▸ Written instruction: Copy out the entries below precisely; nothing is to be omitted.

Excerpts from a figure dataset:
========================================
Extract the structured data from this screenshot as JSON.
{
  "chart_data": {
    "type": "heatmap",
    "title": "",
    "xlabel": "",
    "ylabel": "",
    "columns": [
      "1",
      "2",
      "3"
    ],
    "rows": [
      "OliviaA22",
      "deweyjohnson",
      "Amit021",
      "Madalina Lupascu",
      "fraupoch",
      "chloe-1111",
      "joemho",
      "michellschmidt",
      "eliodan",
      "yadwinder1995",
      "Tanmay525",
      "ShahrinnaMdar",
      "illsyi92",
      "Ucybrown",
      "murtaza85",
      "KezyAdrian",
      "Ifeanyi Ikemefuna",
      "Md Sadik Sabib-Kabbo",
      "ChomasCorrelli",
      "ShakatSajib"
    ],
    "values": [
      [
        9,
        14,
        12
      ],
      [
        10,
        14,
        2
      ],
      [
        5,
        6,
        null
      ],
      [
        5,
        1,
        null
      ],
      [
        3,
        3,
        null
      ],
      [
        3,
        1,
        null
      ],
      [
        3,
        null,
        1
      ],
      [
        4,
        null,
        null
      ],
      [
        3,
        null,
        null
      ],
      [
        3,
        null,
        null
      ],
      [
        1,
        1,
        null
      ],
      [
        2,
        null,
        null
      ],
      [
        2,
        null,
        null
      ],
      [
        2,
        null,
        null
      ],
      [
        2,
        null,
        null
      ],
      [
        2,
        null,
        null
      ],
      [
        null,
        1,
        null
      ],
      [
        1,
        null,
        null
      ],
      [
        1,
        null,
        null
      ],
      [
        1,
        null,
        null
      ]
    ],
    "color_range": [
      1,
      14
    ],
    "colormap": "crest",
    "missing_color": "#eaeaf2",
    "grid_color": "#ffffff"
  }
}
========================================
▸ Final answer:
Extract the structured data from this screenshot as JSON.
{
  "chart_data": {
    "type": "heatmap",
    "title": "",
    "xlabel": "",
    "ylabel": "",
    "columns": [
      "1",
      "2",
      "3"
    ],
    "rows": [
      "OliviaA22",
      "deweyjohnson",
      "Amit021",
      "Madalina Lupascu",
      "fraupoch",
      "chloe-1111",
      "joemho",
      "michellschmidt",
      "eliodan",
      "yadwinder1995",
      "Tanmay525",
      "ShahrinnaMdar",
      "illsyi92",
      "Ucybrown",
      "murtaza85",
      "KezyAdrian",
      "Ifeanyi Ikemefuna",
      "Md Sadik Sabib-Kabbo",
      "ChomasCorrelli",
      "ShakatSajib"
    ],
    "values": [
      [
        9,
        14,
        12
      ],
      [
        10,
        14,
        2
      ],
      [
        5,
        6,
        null
      ],
      [
        5,
        1,
        null
      ],
      [
        3,
        3,
        null
      ],
      [
        3,
        1,
        null
      ],
      [
        3,
        null,
        1
      ],
      [
        4,
        null,
        null
      ],
      [
        3,
        null,
        null
      ],
      [
        3,
        null,
        null
      ],
      [
        1,
        1,
        null
      ],
      [
        2,
        null,
        null
      ],
      [
        2,
        null,
        null
      ],
      [
        2,
        null,
        null
      ],
      [
        2,
        null,
        null
      ],
      [
        2,
        null,
        null
      ],
      [
        null,
        1,
        null
      ],
      [
        1,
        null,
        null
      ],
      [
        1,
        null,
        null
      ],
      [
        1,
        null,
        null
      ]
    ],
    "color_range": [
      1,
      14
    ],
    "colormap": "crest",
    "missing_color": "#eaeaf2",
    "grid_color": "#ffffff"
  }
}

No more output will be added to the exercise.